> **Written problem**: Collect every line that includes the string "업무추진비".
━━━━━ Working data ━━━━━
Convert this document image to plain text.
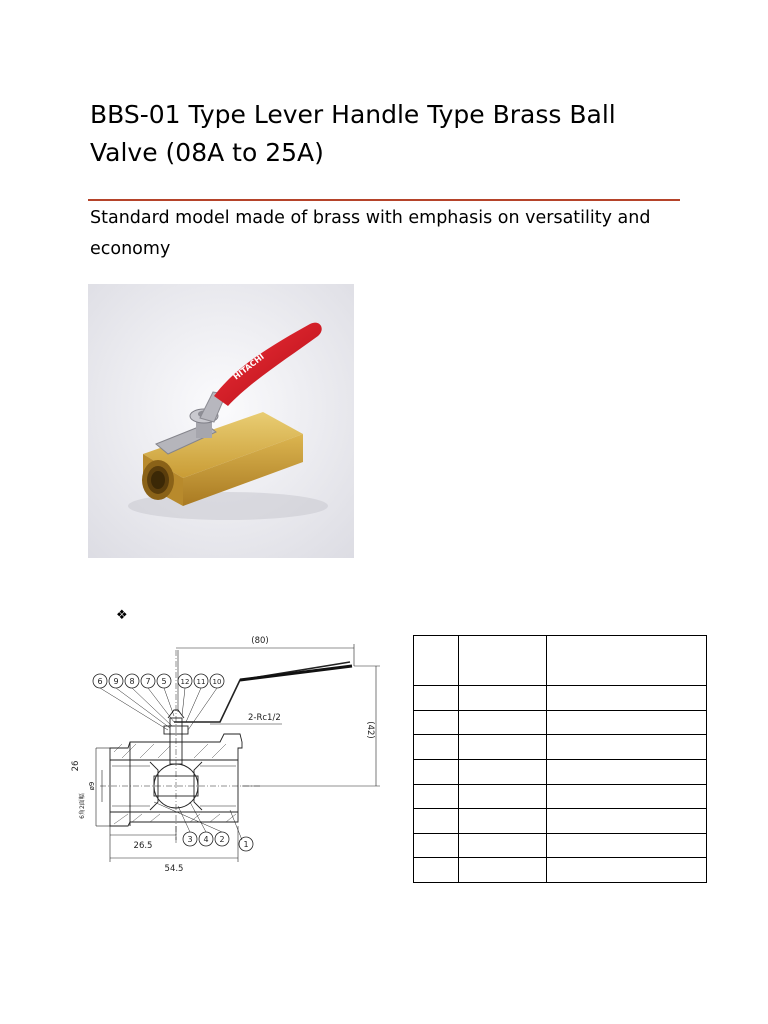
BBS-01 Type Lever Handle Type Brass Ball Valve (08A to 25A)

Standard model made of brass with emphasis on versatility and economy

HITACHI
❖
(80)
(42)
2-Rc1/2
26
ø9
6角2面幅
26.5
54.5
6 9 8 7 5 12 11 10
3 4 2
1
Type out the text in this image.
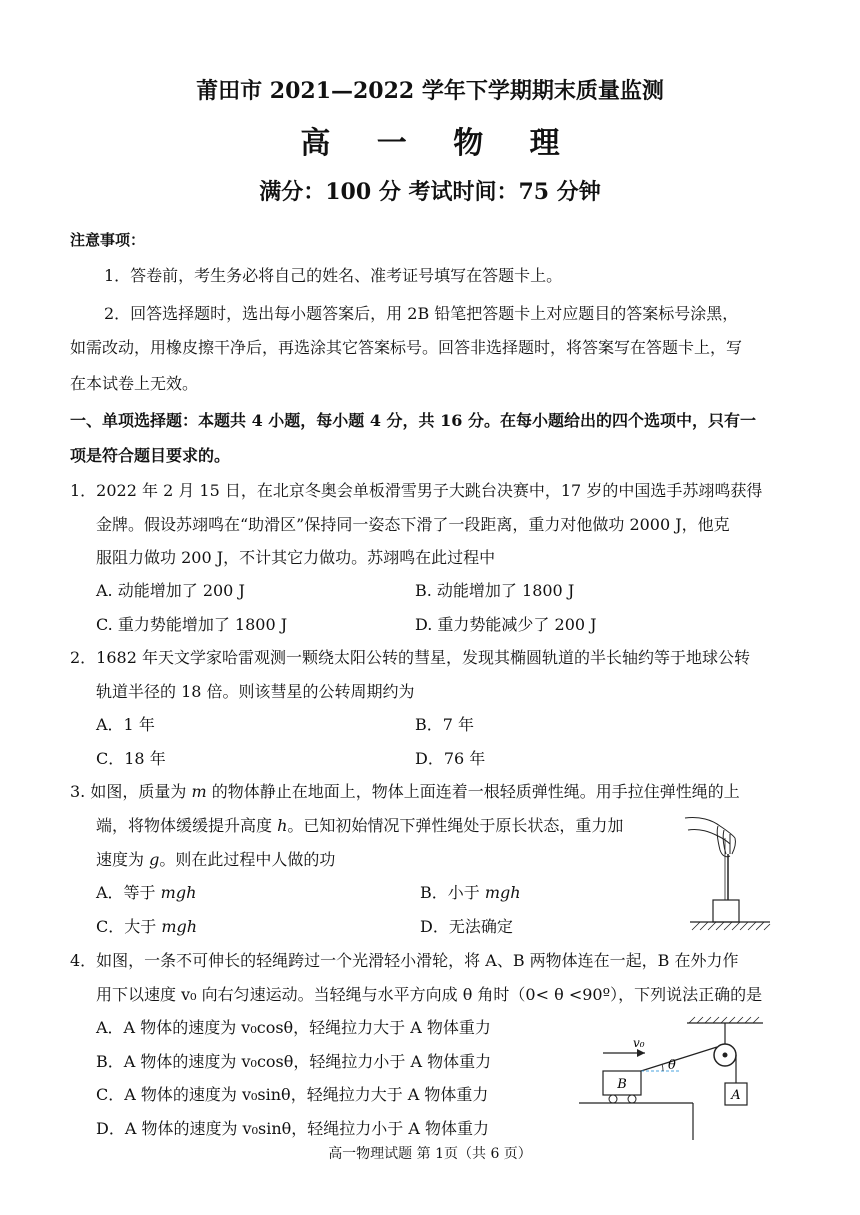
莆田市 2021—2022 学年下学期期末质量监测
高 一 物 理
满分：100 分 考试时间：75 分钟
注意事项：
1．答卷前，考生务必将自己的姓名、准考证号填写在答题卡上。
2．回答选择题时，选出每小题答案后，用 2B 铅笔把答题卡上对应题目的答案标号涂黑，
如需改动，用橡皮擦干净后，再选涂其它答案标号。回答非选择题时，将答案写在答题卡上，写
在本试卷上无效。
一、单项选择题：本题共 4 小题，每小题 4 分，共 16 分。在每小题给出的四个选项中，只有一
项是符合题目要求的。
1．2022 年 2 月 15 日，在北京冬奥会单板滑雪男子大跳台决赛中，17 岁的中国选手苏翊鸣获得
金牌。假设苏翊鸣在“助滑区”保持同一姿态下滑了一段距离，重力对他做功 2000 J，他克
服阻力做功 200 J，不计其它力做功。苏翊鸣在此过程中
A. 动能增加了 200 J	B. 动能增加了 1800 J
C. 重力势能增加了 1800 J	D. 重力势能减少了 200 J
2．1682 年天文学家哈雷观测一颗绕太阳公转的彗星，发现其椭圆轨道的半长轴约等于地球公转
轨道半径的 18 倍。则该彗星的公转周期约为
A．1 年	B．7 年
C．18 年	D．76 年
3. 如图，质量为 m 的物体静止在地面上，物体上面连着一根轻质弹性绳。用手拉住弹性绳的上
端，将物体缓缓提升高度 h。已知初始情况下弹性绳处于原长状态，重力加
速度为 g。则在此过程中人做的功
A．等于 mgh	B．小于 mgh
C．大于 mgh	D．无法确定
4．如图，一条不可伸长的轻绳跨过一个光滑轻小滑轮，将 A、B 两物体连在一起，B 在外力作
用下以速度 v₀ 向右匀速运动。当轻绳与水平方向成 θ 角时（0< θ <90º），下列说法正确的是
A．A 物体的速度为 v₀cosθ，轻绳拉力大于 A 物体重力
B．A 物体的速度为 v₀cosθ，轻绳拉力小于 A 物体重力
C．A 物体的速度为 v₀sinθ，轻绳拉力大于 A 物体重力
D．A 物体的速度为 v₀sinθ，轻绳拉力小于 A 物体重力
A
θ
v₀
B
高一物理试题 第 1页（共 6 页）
━━━━━
━━━━━ Working data ━━━━━
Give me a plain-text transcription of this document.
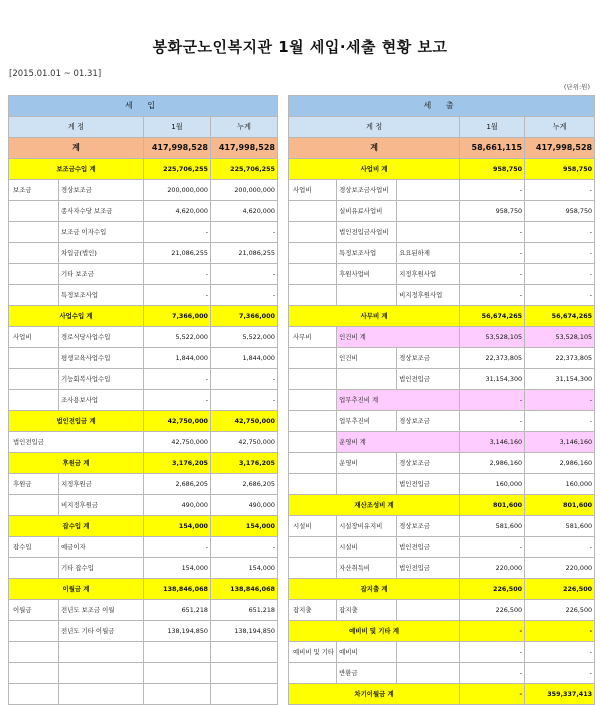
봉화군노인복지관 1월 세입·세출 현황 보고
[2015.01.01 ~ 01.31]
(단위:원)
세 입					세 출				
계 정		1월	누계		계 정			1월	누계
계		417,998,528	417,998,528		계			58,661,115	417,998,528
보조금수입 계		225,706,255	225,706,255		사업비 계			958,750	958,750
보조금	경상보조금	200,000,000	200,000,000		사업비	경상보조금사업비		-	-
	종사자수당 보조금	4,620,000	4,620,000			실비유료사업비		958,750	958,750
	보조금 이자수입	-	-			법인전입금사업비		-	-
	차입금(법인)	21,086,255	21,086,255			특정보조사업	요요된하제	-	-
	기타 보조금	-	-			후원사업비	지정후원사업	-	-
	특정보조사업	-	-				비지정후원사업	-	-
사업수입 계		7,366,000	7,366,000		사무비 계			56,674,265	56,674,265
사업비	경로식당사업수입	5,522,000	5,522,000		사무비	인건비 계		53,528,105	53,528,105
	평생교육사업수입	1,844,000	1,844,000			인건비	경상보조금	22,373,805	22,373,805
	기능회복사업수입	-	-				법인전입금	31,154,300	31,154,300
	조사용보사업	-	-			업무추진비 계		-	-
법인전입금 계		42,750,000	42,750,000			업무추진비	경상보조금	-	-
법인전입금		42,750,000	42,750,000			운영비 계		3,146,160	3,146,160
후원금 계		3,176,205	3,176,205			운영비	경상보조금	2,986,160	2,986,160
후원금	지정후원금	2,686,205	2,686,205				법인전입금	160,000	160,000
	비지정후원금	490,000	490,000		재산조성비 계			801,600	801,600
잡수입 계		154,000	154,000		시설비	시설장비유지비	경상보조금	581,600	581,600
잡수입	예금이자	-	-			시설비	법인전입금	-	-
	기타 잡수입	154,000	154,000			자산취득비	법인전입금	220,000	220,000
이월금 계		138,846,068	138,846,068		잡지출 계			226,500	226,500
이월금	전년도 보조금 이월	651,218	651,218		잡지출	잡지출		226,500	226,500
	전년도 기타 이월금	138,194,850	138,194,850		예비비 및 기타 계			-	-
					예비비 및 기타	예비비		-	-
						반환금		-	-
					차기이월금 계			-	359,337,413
━━━━━
> **Response below**:
	조사용보사업	-	-			업무추진비 계		-	-
법인전입금 계		42,750,000	42,750,000			업무추진비	경상보조금	-	-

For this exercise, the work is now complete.